(CHALLENGE)
Please write out the material below exactly as given.

============================================================

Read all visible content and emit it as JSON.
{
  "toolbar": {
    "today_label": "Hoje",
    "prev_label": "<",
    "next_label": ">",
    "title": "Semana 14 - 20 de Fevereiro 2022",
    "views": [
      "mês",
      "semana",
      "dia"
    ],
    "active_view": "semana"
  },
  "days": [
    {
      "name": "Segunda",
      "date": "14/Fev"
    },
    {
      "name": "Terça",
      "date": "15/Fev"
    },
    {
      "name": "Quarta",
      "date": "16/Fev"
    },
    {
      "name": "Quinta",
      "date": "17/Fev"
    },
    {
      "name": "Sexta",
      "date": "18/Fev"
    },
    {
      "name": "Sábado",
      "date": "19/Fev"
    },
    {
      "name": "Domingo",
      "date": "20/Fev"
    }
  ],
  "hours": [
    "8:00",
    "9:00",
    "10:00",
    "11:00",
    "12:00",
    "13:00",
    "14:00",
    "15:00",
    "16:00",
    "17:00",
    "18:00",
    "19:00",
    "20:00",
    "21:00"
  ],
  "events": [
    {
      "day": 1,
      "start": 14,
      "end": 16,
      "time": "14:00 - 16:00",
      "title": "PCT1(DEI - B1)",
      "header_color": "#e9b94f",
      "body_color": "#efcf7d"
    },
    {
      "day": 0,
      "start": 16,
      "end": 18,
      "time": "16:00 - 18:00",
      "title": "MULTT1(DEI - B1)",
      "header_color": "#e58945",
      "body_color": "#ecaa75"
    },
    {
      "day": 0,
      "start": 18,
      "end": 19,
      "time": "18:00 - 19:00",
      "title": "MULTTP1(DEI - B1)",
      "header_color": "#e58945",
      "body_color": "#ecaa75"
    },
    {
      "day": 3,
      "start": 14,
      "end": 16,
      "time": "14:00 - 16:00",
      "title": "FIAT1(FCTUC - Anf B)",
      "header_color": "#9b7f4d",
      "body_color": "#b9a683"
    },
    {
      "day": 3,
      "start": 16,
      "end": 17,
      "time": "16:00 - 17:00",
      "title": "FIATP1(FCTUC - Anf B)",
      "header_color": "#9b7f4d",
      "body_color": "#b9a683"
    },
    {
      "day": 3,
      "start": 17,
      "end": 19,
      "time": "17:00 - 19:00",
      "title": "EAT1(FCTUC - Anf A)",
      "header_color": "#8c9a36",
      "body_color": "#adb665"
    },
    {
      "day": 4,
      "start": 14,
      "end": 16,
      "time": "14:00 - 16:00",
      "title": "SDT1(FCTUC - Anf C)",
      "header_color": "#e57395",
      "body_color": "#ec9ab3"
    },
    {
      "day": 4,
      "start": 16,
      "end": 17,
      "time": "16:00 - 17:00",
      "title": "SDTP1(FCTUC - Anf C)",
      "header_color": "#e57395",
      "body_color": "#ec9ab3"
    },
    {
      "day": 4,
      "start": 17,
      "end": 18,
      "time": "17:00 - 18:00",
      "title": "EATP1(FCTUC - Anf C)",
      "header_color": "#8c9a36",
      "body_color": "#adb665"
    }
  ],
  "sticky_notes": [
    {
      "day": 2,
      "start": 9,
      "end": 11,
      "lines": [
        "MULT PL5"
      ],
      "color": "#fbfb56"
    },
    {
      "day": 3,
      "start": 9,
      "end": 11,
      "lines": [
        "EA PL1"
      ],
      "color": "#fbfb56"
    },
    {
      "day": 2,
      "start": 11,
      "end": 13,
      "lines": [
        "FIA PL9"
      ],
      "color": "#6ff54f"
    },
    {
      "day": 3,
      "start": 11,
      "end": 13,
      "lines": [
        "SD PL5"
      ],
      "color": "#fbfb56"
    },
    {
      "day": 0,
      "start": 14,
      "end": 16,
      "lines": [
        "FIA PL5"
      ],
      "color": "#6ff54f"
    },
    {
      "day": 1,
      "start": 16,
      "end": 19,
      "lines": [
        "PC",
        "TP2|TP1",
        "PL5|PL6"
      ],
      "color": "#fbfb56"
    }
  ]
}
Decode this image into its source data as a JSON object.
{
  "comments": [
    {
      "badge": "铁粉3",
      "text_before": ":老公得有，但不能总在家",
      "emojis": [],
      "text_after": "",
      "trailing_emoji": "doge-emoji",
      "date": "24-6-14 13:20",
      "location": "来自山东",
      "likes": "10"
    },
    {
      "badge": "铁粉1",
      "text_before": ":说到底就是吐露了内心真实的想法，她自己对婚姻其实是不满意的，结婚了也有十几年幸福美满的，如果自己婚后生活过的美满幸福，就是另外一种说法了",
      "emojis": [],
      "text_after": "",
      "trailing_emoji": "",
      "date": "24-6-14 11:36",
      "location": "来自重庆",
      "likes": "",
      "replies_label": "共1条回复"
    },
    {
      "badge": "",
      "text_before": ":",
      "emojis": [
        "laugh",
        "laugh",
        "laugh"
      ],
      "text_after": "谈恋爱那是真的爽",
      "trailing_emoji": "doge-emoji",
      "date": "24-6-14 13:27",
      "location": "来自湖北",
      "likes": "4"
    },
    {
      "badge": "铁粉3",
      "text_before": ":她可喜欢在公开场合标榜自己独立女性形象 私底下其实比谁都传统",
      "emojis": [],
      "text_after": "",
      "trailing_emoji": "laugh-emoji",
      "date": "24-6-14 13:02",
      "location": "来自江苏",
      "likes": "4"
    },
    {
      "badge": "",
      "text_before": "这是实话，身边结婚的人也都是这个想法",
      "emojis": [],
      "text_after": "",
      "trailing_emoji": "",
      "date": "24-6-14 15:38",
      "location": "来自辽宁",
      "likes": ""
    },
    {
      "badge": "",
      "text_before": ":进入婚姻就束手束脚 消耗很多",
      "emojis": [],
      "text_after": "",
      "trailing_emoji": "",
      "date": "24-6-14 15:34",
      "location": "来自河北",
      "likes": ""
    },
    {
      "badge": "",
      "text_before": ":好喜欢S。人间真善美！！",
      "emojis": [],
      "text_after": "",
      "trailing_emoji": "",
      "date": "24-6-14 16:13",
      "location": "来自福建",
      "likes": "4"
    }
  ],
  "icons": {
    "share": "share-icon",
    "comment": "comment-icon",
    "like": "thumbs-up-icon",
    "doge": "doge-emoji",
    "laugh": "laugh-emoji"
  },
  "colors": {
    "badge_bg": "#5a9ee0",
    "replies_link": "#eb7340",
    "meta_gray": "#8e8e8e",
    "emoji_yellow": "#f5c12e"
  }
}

============================================================

(SOLUTION FOR THIS TASK)
Read all visible content and emit it as JSON.
{
  "toolbar": {
    "today_label": "Hoje",
    "prev_label": "<",
    "next_label": ">",
    "title": "Semana 14 - 20 de Fevereiro 2022",
    "views": [
      "mês",
      "semana",
      "dia"
    ],
    "active_view": "semana"
  },
  "days": [
    {
      "name": "Segunda",
      "date": "14/Fev"
    },
    {
      "name": "Terça",
      "date": "15/Fev"
    },
    {
      "name": "Quarta",
      "date": "16/Fev"
    },
    {
      "name": "Quinta",
      "date": "17/Fev"
    },
    {
      "name": "Sexta",
      "date": "18/Fev"
    },
    {
      "name": "Sábado",
      "date": "19/Fev"
    },
    {
      "name": "Domingo",
      "date": "20/Fev"
    }
  ],
  "hours": [
    "8:00",
    "9:00",
    "10:00",
    "11:00",
    "12:00",
    "13:00",
    "14:00",
    "15:00",
    "16:00",
    "17:00",
    "18:00",
    "19:00",
    "20:00",
    "21:00"
  ],
  "events": [
    {
      "day": 1,
      "start": 14,
      "end": 16,
      "time": "14:00 - 16:00",
      "title": "PCT1(DEI - B1)",
      "header_color": "#e9b94f",
      "body_color": "#efcf7d"
    },
    {
      "day": 0,
      "start": 16,
      "end": 18,
      "time": "16:00 - 18:00",
      "title": "MULTT1(DEI - B1)",
      "header_color": "#e58945",
      "body_color": "#ecaa75"
    },
    {
      "day": 0,
      "start": 18,
      "end": 19,
      "time": "18:00 - 19:00",
      "title": "MULTTP1(DEI - B1)",
      "header_color": "#e58945",
      "body_color": "#ecaa75"
    },
    {
      "day": 3,
      "start": 14,
      "end": 16,
      "time": "14:00 - 16:00",
      "title": "FIAT1(FCTUC - Anf B)",
      "header_color": "#9b7f4d",
      "body_color": "#b9a683"
    },
    {
      "day": 3,
      "start": 16,
      "end": 17,
      "time": "16:00 - 17:00",
      "title": "FIATP1(FCTUC - Anf B)",
      "header_color": "#9b7f4d",
      "body_color": "#b9a683"
    },
    {
      "day": 3,
      "start": 17,
      "end": 19,
      "time": "17:00 - 19:00",
      "title": "EAT1(FCTUC - Anf A)",
      "header_color": "#8c9a36",
      "body_color": "#adb665"
    },
    {
      "day": 4,
      "start": 14,
      "end": 16,
      "time": "14:00 - 16:00",
      "title": "SDT1(FCTUC - Anf C)",
      "header_color": "#e57395",
      "body_color": "#ec9ab3"
    },
    {
      "day": 4,
      "start": 16,
      "end": 17,
      "time": "16:00 - 17:00",
      "title": "SDTP1(FCTUC - Anf C)",
      "header_color": "#e57395",
      "body_color": "#ec9ab3"
    },
    {
      "day": 4,
      "start": 17,
      "end": 18,
      "time": "17:00 - 18:00",
      "title": "EATP1(FCTUC - Anf C)",
      "header_color": "#8c9a36",
      "body_color": "#adb665"
    }
  ],
  "sticky_notes": [
    {
      "day": 2,
      "start": 9,
      "end": 11,
      "lines": [
        "MULT PL5"
      ],
      "color": "#fbfb56"
    },
    {
      "day": 3,
      "start": 9,
      "end": 11,
      "lines": [
        "EA PL1"
      ],
      "color": "#fbfb56"
    },
    {
      "day": 2,
      "start": 11,
      "end": 13,
      "lines": [
        "FIA PL9"
      ],
      "color": "#6ff54f"
    },
    {
      "day": 3,
      "start": 11,
      "end": 13,
      "lines": [
        "SD PL5"
      ],
      "color": "#fbfb56"
    },
    {
      "day": 0,
      "start": 14,
      "end": 16,
      "lines": [
        "FIA PL5"
      ],
      "color": "#6ff54f"
    },
    {
      "day": 1,
      "start": 16,
      "end": 19,
      "lines": [
        "PC",
        "TP2|TP1",
        "PL5|PL6"
      ],
      "color": "#fbfb56"
    }
  ]
}
Decode this image into its source data as a JSON object.
{
  "comments": [
    {
      "badge": "铁粉3",
      "text_before": ":老公得有，但不能总在家",
      "emojis": [],
      "text_after": "",
      "trailing_emoji": "doge-emoji",
      "date": "24-6-14 13:20",
      "location": "来自山东",
      "likes": "10"
    },
    {
      "badge": "铁粉1",
      "text_before": ":说到底就是吐露了内心真实的想法，她自己对婚姻其实是不满意的，结婚了也有十几年幸福美满的，如果自己婚后生活过的美满幸福，就是另外一种说法了",
      "emojis": [],
      "text_after": "",
      "trailing_emoji": "",
      "date": "24-6-14 11:36",
      "location": "来自重庆",
      "likes": "",
      "replies_label": "共1条回复"
    },
    {
      "badge": "",
      "text_before": ":",
      "emojis": [
        "laugh",
        "laugh",
        "laugh"
      ],
      "text_after": "谈恋爱那是真的爽",
      "trailing_emoji": "doge-emoji",
      "date": "24-6-14 13:27",
      "location": "来自湖北",
      "likes": "4"
    },
    {
      "badge": "铁粉3",
      "text_before": ":她可喜欢在公开场合标榜自己独立女性形象 私底下其实比谁都传统",
      "emojis": [],
      "text_after": "",
      "trailing_emoji": "laugh-emoji",
      "date": "24-6-14 13:02",
      "location": "来自江苏",
      "likes": "4"
    },
    {
      "badge": "",
      "text_before": "这是实话，身边结婚的人也都是这个想法",
      "emojis": [],
      "text_after": "",
      "trailing_emoji": "",
      "date": "24-6-14 15:38",
      "location": "来自辽宁",
      "likes": ""
    },
    {
      "badge": "",
      "text_before": ":进入婚姻就束手束脚 消耗很多",
      "emojis": [],
      "text_after": "",
      "trailing_emoji": "",
      "date": "24-6-14 15:34",
      "location": "来自河北",
      "likes": ""
    },
    {
      "badge": "",
      "text_before": ":好喜欢S。人间真善美！！",
      "emojis": [],
      "text_after": "",
      "trailing_emoji": "",
      "date": "24-6-14 16:13",
      "location": "来自福建",
      "likes": "4"
    }
  ],
  "icons": {
    "share": "share-icon",
    "comment": "comment-icon",
    "like": "thumbs-up-icon",
    "doge": "doge-emoji",
    "laugh": "laugh-emoji"
  },
  "colors": {
    "badge_bg": "#5a9ee0",
    "replies_link": "#eb7340",
    "meta_gray": "#8e8e8e",
    "emoji_yellow": "#f5c12e"
  }
}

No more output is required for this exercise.